> [Task instructions]:
Reproduce the following material exactly, including every line.
--- BEGIN ---
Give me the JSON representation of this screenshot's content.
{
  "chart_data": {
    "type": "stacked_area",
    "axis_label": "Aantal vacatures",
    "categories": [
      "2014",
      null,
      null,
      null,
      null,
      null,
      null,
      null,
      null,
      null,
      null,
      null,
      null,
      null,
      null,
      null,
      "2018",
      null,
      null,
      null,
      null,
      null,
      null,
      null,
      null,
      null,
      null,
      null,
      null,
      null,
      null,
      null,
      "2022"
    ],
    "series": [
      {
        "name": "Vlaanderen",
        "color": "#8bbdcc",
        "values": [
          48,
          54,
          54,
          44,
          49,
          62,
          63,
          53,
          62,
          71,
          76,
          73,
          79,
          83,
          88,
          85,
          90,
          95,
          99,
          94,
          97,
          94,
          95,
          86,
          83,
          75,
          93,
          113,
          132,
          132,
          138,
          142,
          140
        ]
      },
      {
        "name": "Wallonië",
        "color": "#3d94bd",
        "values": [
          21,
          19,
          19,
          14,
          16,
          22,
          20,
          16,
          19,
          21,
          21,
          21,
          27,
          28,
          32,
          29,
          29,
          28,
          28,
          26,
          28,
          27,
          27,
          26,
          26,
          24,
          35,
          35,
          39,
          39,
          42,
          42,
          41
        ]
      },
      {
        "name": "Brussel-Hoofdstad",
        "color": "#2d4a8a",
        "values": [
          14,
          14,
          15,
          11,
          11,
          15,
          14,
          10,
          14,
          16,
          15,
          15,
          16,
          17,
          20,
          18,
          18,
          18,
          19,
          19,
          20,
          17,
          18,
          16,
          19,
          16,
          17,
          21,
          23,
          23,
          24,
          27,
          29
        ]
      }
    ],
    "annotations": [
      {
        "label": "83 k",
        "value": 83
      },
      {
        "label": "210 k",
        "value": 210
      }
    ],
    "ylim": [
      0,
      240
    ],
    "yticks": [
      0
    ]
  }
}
--- END ---
> [The output]:
Give me the JSON representation of this screenshot's content.
{
  "chart_data": {
    "type": "stacked_area",
    "axis_label": "Aantal vacatures",
    "categories": [
      "2014",
      null,
      null,
      null,
      null,
      null,
      null,
      null,
      null,
      null,
      null,
      null,
      null,
      null,
      null,
      null,
      "2018",
      null,
      null,
      null,
      null,
      null,
      null,
      null,
      null,
      null,
      null,
      null,
      null,
      null,
      null,
      null,
      "2022"
    ],
    "series": [
      {
        "name": "Vlaanderen",
        "color": "#8bbdcc",
        "values": [
          48,
          54,
          54,
          44,
          49,
          62,
          63,
          53,
          62,
          71,
          76,
          73,
          79,
          83,
          88,
          85,
          90,
          95,
          99,
          94,
          97,
          94,
          95,
          86,
          83,
          75,
          93,
          113,
          132,
          132,
          138,
          142,
          140
        ]
      },
      {
        "name": "Wallonië",
        "color": "#3d94bd",
        "values": [
          21,
          19,
          19,
          14,
          16,
          22,
          20,
          16,
          19,
          21,
          21,
          21,
          27,
          28,
          32,
          29,
          29,
          28,
          28,
          26,
          28,
          27,
          27,
          26,
          26,
          24,
          35,
          35,
          39,
          39,
          42,
          42,
          41
        ]
      },
      {
        "name": "Brussel-Hoofdstad",
        "color": "#2d4a8a",
        "values": [
          14,
          14,
          15,
          11,
          11,
          15,
          14,
          10,
          14,
          16,
          15,
          15,
          16,
          17,
          20,
          18,
          18,
          18,
          19,
          19,
          20,
          17,
          18,
          16,
          19,
          16,
          17,
          21,
          23,
          23,
          24,
          27,
          29
        ]
      }
    ],
    "annotations": [
      {
        "label": "83 k",
        "value": 83
      },
      {
        "label": "210 k",
        "value": 210
      }
    ],
    "ylim": [
      0,
      240
    ],
    "yticks": [
      0
    ]
  }
}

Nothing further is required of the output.